======== Extracted material ========

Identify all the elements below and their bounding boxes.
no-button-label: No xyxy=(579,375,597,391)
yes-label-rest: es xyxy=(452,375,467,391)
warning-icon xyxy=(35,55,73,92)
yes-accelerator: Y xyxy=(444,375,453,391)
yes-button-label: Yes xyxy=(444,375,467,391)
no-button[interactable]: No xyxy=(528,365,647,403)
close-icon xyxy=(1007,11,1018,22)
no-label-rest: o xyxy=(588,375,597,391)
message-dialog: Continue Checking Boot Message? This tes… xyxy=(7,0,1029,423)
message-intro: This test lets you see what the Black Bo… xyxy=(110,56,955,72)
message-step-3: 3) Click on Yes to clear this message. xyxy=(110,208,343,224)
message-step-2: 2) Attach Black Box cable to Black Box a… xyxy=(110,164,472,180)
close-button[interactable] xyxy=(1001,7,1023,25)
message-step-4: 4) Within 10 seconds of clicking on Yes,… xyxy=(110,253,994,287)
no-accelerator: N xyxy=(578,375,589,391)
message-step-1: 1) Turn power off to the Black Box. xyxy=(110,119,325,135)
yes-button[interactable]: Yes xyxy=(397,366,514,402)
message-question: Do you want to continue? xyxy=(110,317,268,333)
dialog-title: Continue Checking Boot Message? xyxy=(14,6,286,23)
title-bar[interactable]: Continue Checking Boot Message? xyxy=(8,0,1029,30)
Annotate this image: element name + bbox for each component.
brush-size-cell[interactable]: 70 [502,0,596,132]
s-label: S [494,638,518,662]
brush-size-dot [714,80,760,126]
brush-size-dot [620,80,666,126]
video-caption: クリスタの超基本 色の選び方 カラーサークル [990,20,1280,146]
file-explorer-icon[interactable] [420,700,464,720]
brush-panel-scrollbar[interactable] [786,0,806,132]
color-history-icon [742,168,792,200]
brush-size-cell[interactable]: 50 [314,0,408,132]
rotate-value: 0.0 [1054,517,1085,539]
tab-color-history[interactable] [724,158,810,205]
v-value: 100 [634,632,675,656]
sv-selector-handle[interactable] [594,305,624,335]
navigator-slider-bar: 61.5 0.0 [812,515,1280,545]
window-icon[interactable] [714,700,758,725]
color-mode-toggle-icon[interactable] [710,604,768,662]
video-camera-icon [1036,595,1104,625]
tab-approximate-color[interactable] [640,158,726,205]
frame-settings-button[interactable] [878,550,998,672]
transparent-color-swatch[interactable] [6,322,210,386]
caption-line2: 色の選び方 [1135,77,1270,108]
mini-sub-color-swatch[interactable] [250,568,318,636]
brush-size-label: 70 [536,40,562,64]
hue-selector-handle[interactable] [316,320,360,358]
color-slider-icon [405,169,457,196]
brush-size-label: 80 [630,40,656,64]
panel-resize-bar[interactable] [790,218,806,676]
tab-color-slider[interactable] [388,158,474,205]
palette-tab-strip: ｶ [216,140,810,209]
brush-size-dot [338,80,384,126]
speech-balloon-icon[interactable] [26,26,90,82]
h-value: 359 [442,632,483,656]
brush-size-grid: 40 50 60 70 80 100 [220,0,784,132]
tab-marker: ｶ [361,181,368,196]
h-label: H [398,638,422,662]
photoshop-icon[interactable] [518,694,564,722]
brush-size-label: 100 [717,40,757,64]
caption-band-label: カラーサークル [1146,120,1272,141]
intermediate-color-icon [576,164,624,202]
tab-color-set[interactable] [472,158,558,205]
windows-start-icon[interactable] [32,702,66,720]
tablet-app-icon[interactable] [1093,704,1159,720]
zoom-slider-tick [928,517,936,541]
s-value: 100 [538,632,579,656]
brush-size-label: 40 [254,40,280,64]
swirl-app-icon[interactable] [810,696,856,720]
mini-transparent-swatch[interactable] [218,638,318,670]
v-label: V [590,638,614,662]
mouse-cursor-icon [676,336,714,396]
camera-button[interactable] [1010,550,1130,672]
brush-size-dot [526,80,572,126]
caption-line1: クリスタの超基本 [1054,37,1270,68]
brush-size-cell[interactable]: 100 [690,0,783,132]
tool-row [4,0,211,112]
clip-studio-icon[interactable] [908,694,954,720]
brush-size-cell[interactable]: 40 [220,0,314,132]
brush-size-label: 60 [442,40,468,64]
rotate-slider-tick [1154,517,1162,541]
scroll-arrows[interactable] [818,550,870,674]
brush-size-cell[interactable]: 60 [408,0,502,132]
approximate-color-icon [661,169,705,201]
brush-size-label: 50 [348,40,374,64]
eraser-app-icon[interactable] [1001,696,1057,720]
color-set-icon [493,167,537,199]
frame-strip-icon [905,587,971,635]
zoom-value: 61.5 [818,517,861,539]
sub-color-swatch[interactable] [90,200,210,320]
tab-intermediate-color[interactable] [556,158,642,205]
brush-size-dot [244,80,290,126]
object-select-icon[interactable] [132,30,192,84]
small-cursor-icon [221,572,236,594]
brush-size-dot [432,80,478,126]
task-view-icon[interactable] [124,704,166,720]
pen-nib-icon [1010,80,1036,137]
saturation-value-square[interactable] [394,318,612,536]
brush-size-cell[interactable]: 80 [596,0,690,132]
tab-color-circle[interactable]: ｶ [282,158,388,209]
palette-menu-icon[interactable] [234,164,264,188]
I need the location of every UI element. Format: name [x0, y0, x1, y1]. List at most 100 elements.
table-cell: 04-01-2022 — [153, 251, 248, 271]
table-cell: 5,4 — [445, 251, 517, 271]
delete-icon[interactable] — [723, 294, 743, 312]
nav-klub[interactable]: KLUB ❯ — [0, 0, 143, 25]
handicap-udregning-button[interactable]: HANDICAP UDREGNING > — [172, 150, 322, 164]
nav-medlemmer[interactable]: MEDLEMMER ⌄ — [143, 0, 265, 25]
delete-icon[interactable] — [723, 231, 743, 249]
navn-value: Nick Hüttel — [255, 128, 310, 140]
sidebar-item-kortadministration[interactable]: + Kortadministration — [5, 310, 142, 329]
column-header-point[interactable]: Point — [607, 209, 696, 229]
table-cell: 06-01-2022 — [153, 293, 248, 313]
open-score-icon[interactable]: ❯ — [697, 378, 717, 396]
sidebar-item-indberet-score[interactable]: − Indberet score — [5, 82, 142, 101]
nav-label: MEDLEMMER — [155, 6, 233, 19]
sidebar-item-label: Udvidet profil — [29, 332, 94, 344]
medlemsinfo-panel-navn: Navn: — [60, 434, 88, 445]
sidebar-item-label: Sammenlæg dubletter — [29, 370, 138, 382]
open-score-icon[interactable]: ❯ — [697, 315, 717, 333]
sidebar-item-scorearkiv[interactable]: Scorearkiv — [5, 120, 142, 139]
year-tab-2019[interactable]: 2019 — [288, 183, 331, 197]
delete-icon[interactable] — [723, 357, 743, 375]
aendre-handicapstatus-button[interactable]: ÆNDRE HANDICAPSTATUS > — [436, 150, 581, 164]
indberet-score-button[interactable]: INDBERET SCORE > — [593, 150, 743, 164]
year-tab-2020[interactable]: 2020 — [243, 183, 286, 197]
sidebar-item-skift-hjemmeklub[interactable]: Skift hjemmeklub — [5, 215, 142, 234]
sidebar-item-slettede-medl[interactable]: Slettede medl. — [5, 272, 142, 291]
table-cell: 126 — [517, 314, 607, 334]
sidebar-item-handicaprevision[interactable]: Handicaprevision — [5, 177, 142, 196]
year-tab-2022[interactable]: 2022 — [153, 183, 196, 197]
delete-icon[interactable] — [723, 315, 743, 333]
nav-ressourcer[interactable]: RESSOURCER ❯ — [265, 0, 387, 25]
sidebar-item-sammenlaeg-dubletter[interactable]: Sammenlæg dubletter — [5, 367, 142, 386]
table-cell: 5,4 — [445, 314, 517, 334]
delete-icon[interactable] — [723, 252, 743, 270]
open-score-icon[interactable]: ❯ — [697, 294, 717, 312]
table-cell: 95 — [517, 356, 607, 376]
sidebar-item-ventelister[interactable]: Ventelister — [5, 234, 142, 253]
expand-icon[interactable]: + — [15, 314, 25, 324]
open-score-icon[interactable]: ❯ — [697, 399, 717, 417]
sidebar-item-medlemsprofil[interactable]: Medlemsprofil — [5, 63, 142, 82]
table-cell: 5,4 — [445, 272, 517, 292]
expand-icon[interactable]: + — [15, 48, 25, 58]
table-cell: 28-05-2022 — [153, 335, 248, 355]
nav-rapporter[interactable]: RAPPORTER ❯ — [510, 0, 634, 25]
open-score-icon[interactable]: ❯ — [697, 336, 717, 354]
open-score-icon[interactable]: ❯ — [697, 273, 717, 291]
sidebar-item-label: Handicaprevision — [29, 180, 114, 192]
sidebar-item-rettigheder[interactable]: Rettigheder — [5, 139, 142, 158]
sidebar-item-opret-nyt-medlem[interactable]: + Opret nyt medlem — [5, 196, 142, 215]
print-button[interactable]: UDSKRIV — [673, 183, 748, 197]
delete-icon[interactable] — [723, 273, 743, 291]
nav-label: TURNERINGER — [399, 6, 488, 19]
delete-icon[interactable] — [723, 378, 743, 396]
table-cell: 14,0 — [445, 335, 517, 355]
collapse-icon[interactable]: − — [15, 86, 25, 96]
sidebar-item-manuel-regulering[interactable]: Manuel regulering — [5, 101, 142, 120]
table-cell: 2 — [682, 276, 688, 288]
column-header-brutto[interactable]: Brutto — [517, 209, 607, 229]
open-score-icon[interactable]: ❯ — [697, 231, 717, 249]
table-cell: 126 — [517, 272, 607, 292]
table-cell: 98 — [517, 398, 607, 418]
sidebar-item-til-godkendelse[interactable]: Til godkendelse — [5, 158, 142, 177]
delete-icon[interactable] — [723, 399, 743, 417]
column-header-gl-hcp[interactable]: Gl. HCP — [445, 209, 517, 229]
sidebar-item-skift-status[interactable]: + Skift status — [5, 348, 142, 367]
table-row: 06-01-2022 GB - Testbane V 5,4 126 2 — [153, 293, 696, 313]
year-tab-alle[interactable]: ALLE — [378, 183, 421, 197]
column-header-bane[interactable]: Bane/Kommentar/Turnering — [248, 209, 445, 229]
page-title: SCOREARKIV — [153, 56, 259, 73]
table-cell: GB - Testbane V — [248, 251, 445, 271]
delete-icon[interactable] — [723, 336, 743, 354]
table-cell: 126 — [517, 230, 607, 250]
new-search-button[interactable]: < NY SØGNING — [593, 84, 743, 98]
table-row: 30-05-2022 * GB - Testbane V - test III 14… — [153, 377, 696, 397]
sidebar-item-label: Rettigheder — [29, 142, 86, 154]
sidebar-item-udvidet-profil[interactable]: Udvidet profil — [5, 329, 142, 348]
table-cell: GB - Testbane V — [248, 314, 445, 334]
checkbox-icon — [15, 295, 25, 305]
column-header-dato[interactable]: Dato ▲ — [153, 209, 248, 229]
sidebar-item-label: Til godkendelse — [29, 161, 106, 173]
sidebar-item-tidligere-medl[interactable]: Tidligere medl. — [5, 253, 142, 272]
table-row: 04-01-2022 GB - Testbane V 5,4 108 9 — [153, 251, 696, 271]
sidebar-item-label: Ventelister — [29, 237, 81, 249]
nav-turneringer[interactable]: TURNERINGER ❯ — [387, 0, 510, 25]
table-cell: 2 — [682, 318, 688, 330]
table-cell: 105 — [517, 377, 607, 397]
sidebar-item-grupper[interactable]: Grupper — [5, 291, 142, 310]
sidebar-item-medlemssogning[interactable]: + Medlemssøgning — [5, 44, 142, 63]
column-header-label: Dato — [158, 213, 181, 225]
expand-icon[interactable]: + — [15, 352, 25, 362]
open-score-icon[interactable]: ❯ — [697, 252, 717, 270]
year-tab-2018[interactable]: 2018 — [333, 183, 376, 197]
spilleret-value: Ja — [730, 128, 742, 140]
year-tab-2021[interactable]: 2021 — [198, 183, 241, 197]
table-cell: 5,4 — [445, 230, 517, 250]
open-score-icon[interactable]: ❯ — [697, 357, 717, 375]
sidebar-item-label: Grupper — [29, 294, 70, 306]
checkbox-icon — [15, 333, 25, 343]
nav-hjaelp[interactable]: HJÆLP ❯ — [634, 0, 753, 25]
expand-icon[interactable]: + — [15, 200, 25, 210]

========

_Task objective_.
Put the items, starting at the beginning and ending at the line that contains "message-step-3: 3) Click", into a Markdown table with the columns Row and Line, leaving out any blank lines.

_Worked solution_.
| Row | Line |
|---|---|
| 1 | Identify all the elements below and their bounding boxes. |
| 2 | no-button-label: No xyxy=(579,375,597,391) |
| 3 | yes-label-rest: es xyxy=(452,375,467,391) |
| 4 | warning-icon xyxy=(35,55,73,92) |
| 5 | yes-accelerator: Y xyxy=(444,375,453,391) |
| 6 | yes-button-label: Yes xyxy=(444,375,467,391) |
| 7 | no-button[interactable]: No xyxy=(528,365,647,403) |
| 8 | close-icon xyxy=(1007,11,1018,22) |
| 9 | no-label-rest: o xyxy=(588,375,597,391) |
| 10 | message-dialog: Continue Checking Boot Message? This tes… xyxy=(7,0,1029,423) |
| 11 | message-intro: This test lets you see what the Black Bo… xyxy=(110,56,955,72) |
| 12 | message-step-3: 3) Click on Yes to clear this message. xyxy=(110,208,343,224) |